Source passage:
++++++++++
If making a guess, the issue might be here:
bool SpellCheckHelper::IsWhiteSpace(const wxChar &ch)
{
return wxIsspace(ch) || wxIspunct(ch) || wxIsdigit(ch);
}
Please find dictonary on yandex.disk - https://yadi.sk/d/glyHPzRKgsZkQ
Testfile and screenshot of wrong behaviour are attached
Here is C::B version string and localisation settings:
Code::Blocks svn build rev 10309 May 25 2015, 10:02:04 - wx2.8.12 (Linux, unicode) - 64 bit
alatar@al_work:~% locale
LANG=en_GB.UTF-8
LC_CTYPE="en_GB.UTF-8"
LC_NUMERIC="en_GB.UTF-8"
LC_TIME="en_GB.UTF-8"
LC_COLLATE="en_GB.UTF-8"
LC_MONETARY="en_GB.UTF-8"
LC_MESSAGES="en_GB.UTF-8"
LC_PAPER="en_GB.UTF-8"
LC_NAME="en_GB.UTF-8"
LC_ADDRESS="en_GB.UTF-8"
LC_TELEPHONE="en_GB.UTF-8"
LC_MEASUREMENT="en_GB.UTF-8"
LC_IDENTIFICATION="en_GB.UTF-8"
LC_ALL=
alatar@al_work:~% uname -a
Linux al_work 3.17.7-gentoo #1 SMP PREEMPT Mon Mar 30 18:24:07 MSK 2015 x86_64 Intel(R) Core(TM) i7-3770 CPU @ 3.40GHz GenuineIntel GNU/Linux
@Alatar:
I've tried the hunspell binary and it cannot spell-check correctly the Russian part of the file using your dictionary.
I've tried something like
$ copy the dictionary to /usr/share/hunspell
$ hunspell -d Russian-English -i utf-8 /tmp/spellcheck_check.txt
I guess this is the problem:
error: unknown encoding Windows-1251: using iso88591 as fallback
Please keep in mind that hunspell uses iconv to do the conversions.
If you can reproduce the problem with huspell in a console, then you should talk to either hunspell devs or the vendor of your dictionary.
I'm running this test on gentoo linux.
well.. the way Code::Blocks opens files seems to be fine... not sure if Code::Blocks uses Unicode / wchar_t / TCHAR on Windows, but the thing is that SpellChecker finds and successfully opens the dictionaries... otherwise this shouldn't work:
SpellChecker: Thesaurus files 'C:\Users\René\AppData\Roaming\codeblocks\SpellChecker\th_en_GB.idx' not found!
SpellChecker: Loading 'C:\Users\René\AppData\Roaming\codeblocks\SpellChecker\th_en_US.idx' instead...
So parts of SpellChecker seem to work, while others doesn't
edit: My bet:
HunspellInterface.cpp:61-62: should both prefix the path with "\\?\" to let Hunspell handle UTF-8 paths on Windows.. (Windows only)
see: /* Hunspell(aff, dic) - constructor of Hunspell class
* input: path of affix file and dictionary file
*
* In WIN32 environment, use UTF-8 encoded paths started with the long path
* prefix \\\\?\\ to handle system-independent character encoding and very
* long path names (without the long path prefix Hunspell will use fopen()
* with system-dependent character encoding instead of _wfopen()).
++++++++++
Task 1: In the spell-checker thread, what does hunspell use to do encoding conversions?
Task 2: Repeat everything in the spell-checker thread from "So parts of" down to "will use fopen()".

Dataset section:
++++++++++
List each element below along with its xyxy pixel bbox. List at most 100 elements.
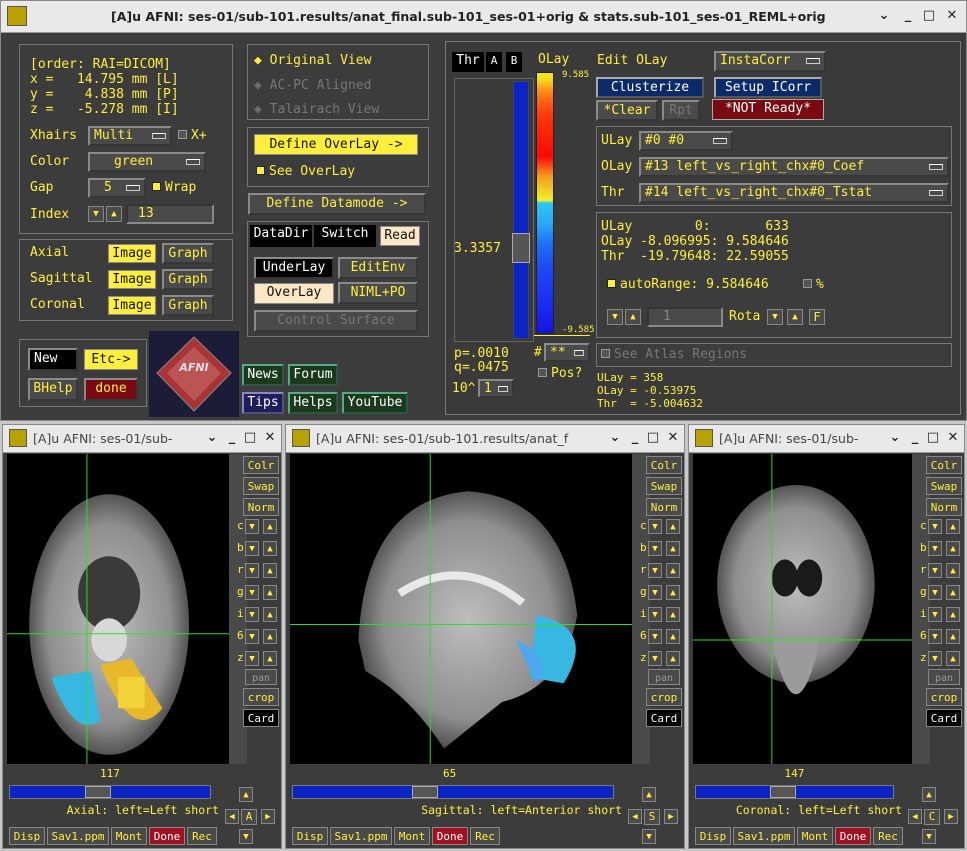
++++++++++
Reply 1: It uses iconv.

Reply 2:
So parts of SpellChecker seem to work, while others doesn't
edit: My bet:
HunspellInterface.cpp:61-62: should both prefix the path with "\\?\" to let Hunspell handle UTF-8 paths on Windows.. (Windows only)
see: /* Hunspell(aff, dic) - constructor of Hunspell class
* input: path of affix file and dictionary file
*
* In WIN32 environment, use UTF-8 encoded paths started with the long path
* prefix \\\\?\\ to handle system-independent character encoding and very
* long path names (without the long path prefix Hunspell will use fopen()